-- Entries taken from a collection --
## START

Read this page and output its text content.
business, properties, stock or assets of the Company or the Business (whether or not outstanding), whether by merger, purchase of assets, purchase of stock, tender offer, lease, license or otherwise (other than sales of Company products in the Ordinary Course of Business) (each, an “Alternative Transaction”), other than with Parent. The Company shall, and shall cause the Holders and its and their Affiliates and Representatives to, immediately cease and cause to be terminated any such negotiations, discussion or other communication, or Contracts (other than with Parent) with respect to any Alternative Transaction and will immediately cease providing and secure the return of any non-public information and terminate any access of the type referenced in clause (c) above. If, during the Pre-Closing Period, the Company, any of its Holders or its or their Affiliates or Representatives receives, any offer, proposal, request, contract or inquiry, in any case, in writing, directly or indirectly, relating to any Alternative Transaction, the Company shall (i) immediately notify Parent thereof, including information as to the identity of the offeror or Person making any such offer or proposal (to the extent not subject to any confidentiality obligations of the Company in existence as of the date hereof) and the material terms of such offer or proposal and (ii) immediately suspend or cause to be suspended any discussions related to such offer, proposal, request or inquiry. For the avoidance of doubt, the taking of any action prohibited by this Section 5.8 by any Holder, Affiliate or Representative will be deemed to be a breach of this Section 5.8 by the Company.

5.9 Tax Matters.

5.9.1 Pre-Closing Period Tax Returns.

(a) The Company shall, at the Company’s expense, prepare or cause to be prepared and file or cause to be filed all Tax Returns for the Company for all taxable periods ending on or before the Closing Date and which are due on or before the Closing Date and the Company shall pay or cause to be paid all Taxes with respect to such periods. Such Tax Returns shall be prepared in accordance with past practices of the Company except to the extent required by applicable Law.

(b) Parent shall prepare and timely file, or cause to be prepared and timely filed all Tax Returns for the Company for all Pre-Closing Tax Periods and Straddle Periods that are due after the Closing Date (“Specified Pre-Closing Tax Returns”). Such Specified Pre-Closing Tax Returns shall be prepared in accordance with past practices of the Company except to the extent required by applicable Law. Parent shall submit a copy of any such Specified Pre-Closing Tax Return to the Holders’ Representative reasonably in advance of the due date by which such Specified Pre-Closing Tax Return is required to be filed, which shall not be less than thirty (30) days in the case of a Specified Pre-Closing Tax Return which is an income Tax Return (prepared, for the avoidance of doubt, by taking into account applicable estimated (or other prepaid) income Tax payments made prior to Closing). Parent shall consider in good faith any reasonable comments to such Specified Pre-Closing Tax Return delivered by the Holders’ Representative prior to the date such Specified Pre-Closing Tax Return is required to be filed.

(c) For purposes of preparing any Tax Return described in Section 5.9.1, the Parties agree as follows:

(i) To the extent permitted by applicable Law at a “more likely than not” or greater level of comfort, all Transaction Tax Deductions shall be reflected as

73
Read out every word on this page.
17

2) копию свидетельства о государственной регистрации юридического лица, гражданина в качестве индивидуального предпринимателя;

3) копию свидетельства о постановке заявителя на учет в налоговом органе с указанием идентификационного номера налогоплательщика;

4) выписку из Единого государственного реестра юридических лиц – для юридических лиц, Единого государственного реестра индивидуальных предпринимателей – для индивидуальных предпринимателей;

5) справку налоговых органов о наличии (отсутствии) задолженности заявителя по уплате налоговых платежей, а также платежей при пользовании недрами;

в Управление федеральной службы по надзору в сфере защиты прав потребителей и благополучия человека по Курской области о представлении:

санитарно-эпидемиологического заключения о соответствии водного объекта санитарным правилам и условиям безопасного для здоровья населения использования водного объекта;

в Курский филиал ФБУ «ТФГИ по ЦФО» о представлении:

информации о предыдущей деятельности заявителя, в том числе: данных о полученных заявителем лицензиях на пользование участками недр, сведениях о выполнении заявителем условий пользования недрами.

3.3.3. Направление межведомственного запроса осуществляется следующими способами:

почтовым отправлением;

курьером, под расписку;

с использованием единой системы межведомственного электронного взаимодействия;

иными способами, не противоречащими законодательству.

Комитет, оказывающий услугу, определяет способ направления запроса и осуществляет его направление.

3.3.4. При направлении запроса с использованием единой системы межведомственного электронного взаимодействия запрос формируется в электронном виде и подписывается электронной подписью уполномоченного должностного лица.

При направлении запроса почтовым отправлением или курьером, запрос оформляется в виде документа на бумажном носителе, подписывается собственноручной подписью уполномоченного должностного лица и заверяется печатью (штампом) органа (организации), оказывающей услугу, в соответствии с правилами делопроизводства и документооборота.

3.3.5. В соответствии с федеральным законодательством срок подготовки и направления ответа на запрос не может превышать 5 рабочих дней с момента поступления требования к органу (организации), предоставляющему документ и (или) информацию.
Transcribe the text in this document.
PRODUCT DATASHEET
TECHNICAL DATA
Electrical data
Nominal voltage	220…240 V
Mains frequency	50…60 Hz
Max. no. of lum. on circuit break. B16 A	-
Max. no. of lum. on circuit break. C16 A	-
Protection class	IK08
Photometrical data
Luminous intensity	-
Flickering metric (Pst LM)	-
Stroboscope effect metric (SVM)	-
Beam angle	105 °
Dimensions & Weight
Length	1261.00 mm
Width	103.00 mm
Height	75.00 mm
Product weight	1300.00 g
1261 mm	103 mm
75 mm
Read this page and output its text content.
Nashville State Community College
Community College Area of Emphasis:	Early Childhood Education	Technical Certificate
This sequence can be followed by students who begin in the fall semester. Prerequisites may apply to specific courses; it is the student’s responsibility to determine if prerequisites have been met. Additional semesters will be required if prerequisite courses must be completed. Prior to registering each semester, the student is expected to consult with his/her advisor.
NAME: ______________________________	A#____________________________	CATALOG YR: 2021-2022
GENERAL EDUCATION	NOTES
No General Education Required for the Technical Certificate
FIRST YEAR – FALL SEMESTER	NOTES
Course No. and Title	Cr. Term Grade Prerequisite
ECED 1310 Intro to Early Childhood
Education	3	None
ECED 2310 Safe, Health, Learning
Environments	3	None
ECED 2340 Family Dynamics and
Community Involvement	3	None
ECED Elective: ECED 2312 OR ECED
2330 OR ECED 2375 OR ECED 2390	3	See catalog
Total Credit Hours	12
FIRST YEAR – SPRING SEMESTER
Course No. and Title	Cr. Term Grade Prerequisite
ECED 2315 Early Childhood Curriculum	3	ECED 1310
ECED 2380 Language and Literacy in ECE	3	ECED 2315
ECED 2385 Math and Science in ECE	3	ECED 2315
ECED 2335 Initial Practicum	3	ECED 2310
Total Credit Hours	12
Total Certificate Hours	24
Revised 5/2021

## END

Which lines in the data above contain "использованием"? Show each one.

с использованием единой системы межведомственного электронного взаимодействия;
3.3.4. При направлении запроса с использованием единой системы межведомственного электронного взаимодействия запрос формируется в электронном виде и подписывается электронной подписью уполномоченного должностного лица.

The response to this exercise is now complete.